*THE TASK*. Print the entries below in their entirety, exactly as they are written.

*PROVIDED ENTRIES*.

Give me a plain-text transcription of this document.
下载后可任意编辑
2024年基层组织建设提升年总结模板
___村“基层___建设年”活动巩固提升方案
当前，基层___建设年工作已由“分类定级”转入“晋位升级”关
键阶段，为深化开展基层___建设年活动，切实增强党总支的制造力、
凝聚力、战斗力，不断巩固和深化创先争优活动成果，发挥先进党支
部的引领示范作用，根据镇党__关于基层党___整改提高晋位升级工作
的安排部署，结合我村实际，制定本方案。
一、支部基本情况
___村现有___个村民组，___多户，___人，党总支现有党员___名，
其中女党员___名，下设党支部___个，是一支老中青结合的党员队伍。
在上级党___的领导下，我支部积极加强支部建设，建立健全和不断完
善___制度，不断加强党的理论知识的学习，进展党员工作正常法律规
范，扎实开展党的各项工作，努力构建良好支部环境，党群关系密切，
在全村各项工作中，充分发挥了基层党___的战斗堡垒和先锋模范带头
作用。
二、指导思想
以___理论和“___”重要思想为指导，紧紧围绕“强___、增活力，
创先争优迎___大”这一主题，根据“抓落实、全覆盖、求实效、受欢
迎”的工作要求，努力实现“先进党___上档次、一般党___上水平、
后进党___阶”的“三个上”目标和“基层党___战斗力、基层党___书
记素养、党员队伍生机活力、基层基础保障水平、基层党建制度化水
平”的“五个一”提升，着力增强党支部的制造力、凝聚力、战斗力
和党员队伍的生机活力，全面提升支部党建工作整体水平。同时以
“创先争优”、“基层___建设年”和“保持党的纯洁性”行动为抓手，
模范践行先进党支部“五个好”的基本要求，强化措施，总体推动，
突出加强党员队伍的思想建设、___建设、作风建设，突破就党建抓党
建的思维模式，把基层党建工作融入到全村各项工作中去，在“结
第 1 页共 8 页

*FINAL RESULT*.
Give me a plain-text transcription of this document.
下载后可任意编辑
2024年基层组织建设提升年总结模板
___村“基层___建设年”活动巩固提升方案
当前，基层___建设年工作已由“分类定级”转入“晋位升级”关
键阶段，为深化开展基层___建设年活动，切实增强党总支的制造力、
凝聚力、战斗力，不断巩固和深化创先争优活动成果，发挥先进党支
部的引领示范作用，根据镇党__关于基层党___整改提高晋位升级工作
的安排部署，结合我村实际，制定本方案。
一、支部基本情况
___村现有___个村民组，___多户，___人，党总支现有党员___名，
其中女党员___名，下设党支部___个，是一支老中青结合的党员队伍。
在上级党___的领导下，我支部积极加强支部建设，建立健全和不断完
善___制度，不断加强党的理论知识的学习，进展党员工作正常法律规
范，扎实开展党的各项工作，努力构建良好支部环境，党群关系密切，
在全村各项工作中，充分发挥了基层党___的战斗堡垒和先锋模范带头
作用。
二、指导思想
以___理论和“___”重要思想为指导，紧紧围绕“强___、增活力，
创先争优迎___大”这一主题，根据“抓落实、全覆盖、求实效、受欢
迎”的工作要求，努力实现“先进党___上档次、一般党___上水平、
后进党___阶”的“三个上”目标和“基层党___战斗力、基层党___书
记素养、党员队伍生机活力、基层基础保障水平、基层党建制度化水
平”的“五个一”提升，着力增强党支部的制造力、凝聚力、战斗力
和党员队伍的生机活力，全面提升支部党建工作整体水平。同时以
“创先争优”、“基层___建设年”和“保持党的纯洁性”行动为抓手，
模范践行先进党支部“五个好”的基本要求，强化措施，总体推动，
突出加强党员队伍的思想建设、___建设、作风建设，突破就党建抓党
建的思维模式，把基层党建工作融入到全村各项工作中去，在“结
第 1 页共 8 页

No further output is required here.